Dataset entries
= = =

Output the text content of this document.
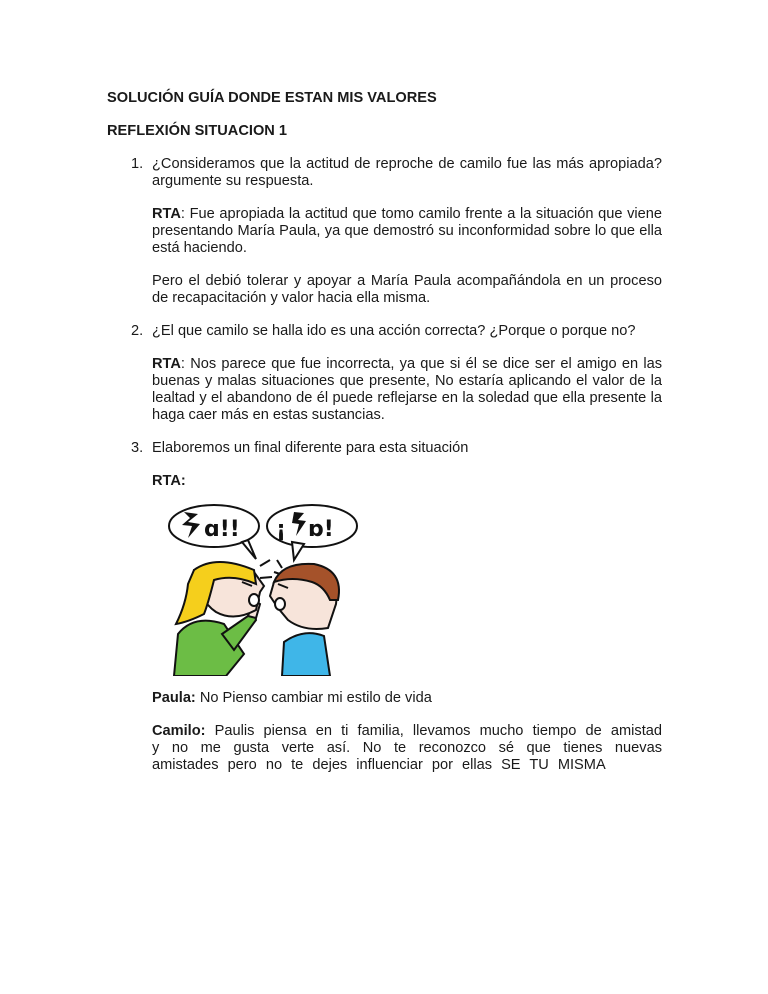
SOLUCIÓN GUÍA DONDE ESTAN MIS VALORES

REFLEXIÓN SITUACION 1

1. ¿Consideramos que la actitud de reproche de camilo fue las más apropiada? argumente su respuesta.

RTA: Fue apropiada la actitud que tomo camilo frente a la situación que viene presentando María Paula, ya que demostró su inconformidad sobre lo que ella está haciendo.

Pero el debió tolerar y apoyar a María Paula acompañándola en un proceso de recapacitación y valor hacia ella misma.

2. ¿El que camilo se halla ido es una acción correcta? ¿Porque o porque no?

RTA: Nos parece que fue incorrecta, ya que si él se dice ser el amigo en las buenas y malas situaciones que presente, No estaría aplicando el valor de la lealtad y el abandono de él puede reflejarse en la soledad que ella presente la haga caer más en estas sustancias.

3. Elaboremos un final diferente para esta situación

RTA:

ɑ!! ¡ ɒ!

Paula: No Pienso cambiar mi estilo de vida

Camilo: Paulis piensa en ti familia, llevamos mucho tiempo de amistad y no me gusta verte así. No te reconozco sé que tienes nuevas amistades pero no te dejes influenciar por ellas SE TU MISMA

= = =

■ Task to carry out ■
From the listing, copy every line where the string "actitud" appears.

■ Exercise output ■
1. ¿Consideramos que la actitud de reproche de camilo fue las más apropiada? argumente su respuesta.
RTA: Fue apropiada la actitud que tomo camilo frente a la situación que viene presentando María Paula, ya que demostró su inconformidad sobre lo que ella está haciendo.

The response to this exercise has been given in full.